(Stated exercise) Return, unchanged and in full, every line of the rows below that contains the string "Quit".

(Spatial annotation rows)

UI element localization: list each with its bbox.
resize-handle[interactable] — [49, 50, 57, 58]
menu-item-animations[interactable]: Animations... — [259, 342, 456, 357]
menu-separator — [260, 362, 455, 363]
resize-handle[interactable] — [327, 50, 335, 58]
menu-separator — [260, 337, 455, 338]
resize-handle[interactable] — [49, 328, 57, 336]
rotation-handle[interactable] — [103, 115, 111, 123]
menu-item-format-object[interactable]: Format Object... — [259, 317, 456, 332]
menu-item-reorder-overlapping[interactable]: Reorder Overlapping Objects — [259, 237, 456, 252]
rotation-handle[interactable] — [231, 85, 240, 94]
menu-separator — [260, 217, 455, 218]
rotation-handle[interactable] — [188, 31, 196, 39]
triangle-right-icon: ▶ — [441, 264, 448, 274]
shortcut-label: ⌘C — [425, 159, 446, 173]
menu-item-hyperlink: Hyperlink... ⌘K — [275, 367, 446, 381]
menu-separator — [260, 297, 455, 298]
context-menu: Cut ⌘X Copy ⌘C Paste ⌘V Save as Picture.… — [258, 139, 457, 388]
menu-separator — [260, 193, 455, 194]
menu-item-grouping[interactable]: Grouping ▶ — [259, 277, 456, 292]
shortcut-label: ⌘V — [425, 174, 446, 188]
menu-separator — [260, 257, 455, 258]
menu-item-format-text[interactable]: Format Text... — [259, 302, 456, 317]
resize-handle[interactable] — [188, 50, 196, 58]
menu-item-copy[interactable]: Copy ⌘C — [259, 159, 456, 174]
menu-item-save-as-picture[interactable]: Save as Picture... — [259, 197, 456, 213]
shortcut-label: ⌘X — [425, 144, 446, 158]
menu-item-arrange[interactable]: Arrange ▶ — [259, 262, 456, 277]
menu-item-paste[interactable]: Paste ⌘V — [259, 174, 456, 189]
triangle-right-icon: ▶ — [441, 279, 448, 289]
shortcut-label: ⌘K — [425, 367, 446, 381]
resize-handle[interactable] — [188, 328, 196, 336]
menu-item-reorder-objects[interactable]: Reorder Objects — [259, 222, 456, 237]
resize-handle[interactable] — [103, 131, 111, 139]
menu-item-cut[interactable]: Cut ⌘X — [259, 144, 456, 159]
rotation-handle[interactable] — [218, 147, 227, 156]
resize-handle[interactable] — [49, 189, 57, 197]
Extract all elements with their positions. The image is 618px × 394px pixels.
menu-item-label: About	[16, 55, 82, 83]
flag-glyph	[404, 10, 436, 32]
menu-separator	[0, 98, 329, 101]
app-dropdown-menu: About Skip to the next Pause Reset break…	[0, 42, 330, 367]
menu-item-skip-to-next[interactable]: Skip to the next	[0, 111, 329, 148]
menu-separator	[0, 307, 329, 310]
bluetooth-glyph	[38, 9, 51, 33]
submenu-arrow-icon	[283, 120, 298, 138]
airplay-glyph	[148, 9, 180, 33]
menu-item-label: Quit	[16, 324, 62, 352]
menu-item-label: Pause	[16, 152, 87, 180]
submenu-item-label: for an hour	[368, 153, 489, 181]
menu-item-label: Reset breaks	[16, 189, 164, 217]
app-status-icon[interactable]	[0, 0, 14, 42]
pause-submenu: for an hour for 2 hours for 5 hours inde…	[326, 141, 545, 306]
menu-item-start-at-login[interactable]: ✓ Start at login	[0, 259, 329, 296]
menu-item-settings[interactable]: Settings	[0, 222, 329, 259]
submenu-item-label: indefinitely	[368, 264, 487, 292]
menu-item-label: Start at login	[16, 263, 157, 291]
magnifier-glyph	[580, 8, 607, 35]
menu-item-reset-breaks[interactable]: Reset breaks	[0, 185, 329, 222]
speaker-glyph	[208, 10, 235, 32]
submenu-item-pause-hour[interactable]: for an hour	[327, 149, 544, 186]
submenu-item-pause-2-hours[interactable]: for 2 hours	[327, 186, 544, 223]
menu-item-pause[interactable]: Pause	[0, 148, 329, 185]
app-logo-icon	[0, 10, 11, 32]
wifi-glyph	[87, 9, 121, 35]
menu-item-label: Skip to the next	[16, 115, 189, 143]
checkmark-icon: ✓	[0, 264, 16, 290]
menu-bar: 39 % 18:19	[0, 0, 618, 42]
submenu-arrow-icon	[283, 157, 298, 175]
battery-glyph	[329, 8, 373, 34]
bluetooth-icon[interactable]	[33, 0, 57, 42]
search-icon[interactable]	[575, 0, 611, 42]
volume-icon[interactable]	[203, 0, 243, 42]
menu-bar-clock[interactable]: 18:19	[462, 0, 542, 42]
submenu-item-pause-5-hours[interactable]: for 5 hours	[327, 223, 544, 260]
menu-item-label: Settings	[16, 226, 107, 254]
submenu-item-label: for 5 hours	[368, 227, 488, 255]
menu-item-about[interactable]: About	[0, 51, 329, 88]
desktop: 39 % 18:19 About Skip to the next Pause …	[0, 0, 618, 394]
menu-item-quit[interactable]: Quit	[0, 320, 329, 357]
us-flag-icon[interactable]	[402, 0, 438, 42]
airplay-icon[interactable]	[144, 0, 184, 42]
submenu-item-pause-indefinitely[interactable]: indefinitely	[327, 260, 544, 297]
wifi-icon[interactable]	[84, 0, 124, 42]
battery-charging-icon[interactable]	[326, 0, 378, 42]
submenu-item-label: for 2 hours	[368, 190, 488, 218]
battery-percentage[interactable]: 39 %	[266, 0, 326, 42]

(Reply)
menu-item-label: Quit	[16, 324, 62, 352]
menu-item-quit[interactable]: Quit	[0, 320, 329, 357]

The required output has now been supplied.